REQUIREMENT: Repeat the material below exactly, line for line.

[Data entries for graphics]
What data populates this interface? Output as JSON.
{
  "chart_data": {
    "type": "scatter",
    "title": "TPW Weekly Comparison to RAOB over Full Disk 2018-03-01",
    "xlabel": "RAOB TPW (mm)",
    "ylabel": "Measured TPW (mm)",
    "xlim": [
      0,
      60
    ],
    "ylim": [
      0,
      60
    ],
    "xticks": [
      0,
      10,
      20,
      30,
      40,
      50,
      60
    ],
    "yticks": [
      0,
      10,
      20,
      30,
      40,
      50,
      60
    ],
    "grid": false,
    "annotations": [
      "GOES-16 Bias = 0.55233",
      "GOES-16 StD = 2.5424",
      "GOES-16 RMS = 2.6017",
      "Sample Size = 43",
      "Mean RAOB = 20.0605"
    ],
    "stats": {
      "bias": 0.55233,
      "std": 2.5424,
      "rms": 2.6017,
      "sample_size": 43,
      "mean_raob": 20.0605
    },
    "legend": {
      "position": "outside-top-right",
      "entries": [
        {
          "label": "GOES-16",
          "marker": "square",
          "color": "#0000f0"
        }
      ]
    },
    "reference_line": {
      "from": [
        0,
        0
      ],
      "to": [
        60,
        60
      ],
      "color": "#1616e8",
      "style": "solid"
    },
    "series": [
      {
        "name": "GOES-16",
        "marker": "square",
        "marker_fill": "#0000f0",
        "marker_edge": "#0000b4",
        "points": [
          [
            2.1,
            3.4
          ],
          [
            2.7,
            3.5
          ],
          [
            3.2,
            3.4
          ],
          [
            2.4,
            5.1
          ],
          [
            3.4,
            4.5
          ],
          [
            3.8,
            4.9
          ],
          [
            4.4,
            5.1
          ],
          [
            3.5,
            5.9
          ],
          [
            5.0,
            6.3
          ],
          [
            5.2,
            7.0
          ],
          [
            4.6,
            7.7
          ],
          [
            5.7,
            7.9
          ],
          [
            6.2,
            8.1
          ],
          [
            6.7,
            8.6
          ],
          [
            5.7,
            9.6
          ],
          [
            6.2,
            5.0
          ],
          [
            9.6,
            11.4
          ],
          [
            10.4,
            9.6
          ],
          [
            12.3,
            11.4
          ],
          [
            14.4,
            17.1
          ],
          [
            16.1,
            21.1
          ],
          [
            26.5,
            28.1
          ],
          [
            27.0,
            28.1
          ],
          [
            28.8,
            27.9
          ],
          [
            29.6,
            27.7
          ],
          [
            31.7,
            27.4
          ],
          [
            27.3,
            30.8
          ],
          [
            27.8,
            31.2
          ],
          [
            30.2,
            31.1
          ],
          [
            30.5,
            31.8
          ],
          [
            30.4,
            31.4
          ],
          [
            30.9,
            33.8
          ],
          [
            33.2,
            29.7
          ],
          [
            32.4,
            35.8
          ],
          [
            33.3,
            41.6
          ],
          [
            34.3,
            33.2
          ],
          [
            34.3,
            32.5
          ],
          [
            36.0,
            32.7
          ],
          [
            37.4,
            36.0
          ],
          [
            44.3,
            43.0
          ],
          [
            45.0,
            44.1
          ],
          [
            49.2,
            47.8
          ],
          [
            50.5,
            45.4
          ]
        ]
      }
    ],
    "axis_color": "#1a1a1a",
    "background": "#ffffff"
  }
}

EXERCISE ANSWER:
What data populates this interface? Output as JSON.
{
  "chart_data": {
    "type": "scatter",
    "title": "TPW Weekly Comparison to RAOB over Full Disk 2018-03-01",
    "xlabel": "RAOB TPW (mm)",
    "ylabel": "Measured TPW (mm)",
    "xlim": [
      0,
      60
    ],
    "ylim": [
      0,
      60
    ],
    "xticks": [
      0,
      10,
      20,
      30,
      40,
      50,
      60
    ],
    "yticks": [
      0,
      10,
      20,
      30,
      40,
      50,
      60
    ],
    "grid": false,
    "annotations": [
      "GOES-16 Bias = 0.55233",
      "GOES-16 StD = 2.5424",
      "GOES-16 RMS = 2.6017",
      "Sample Size = 43",
      "Mean RAOB = 20.0605"
    ],
    "stats": {
      "bias": 0.55233,
      "std": 2.5424,
      "rms": 2.6017,
      "sample_size": 43,
      "mean_raob": 20.0605
    },
    "legend": {
      "position": "outside-top-right",
      "entries": [
        {
          "label": "GOES-16",
          "marker": "square",
          "color": "#0000f0"
        }
      ]
    },
    "reference_line": {
      "from": [
        0,
        0
      ],
      "to": [
        60,
        60
      ],
      "color": "#1616e8",
      "style": "solid"
    },
    "series": [
      {
        "name": "GOES-16",
        "marker": "square",
        "marker_fill": "#0000f0",
        "marker_edge": "#0000b4",
        "points": [
          [
            2.1,
            3.4
          ],
          [
            2.7,
            3.5
          ],
          [
            3.2,
            3.4
          ],
          [
            2.4,
            5.1
          ],
          [
            3.4,
            4.5
          ],
          [
            3.8,
            4.9
          ],
          [
            4.4,
            5.1
          ],
          [
            3.5,
            5.9
          ],
          [
            5.0,
            6.3
          ],
          [
            5.2,
            7.0
          ],
          [
            4.6,
            7.7
          ],
          [
            5.7,
            7.9
          ],
          [
            6.2,
            8.1
          ],
          [
            6.7,
            8.6
          ],
          [
            5.7,
            9.6
          ],
          [
            6.2,
            5.0
          ],
          [
            9.6,
            11.4
          ],
          [
            10.4,
            9.6
          ],
          [
            12.3,
            11.4
          ],
          [
            14.4,
            17.1
          ],
          [
            16.1,
            21.1
          ],
          [
            26.5,
            28.1
          ],
          [
            27.0,
            28.1
          ],
          [
            28.8,
            27.9
          ],
          [
            29.6,
            27.7
          ],
          [
            31.7,
            27.4
          ],
          [
            27.3,
            30.8
          ],
          [
            27.8,
            31.2
          ],
          [
            30.2,
            31.1
          ],
          [
            30.5,
            31.8
          ],
          [
            30.4,
            31.4
          ],
          [
            30.9,
            33.8
          ],
          [
            33.2,
            29.7
          ],
          [
            32.4,
            35.8
          ],
          [
            33.3,
            41.6
          ],
          [
            34.3,
            33.2
          ],
          [
            34.3,
            32.5
          ],
          [
            36.0,
            32.7
          ],
          [
            37.4,
            36.0
          ],
          [
            44.3,
            43.0
          ],
          [
            45.0,
            44.1
          ],
          [
            49.2,
            47.8
          ],
          [
            50.5,
            45.4
          ]
        ]
      }
    ],
    "axis_color": "#1a1a1a",
    "background": "#ffffff"
  }
}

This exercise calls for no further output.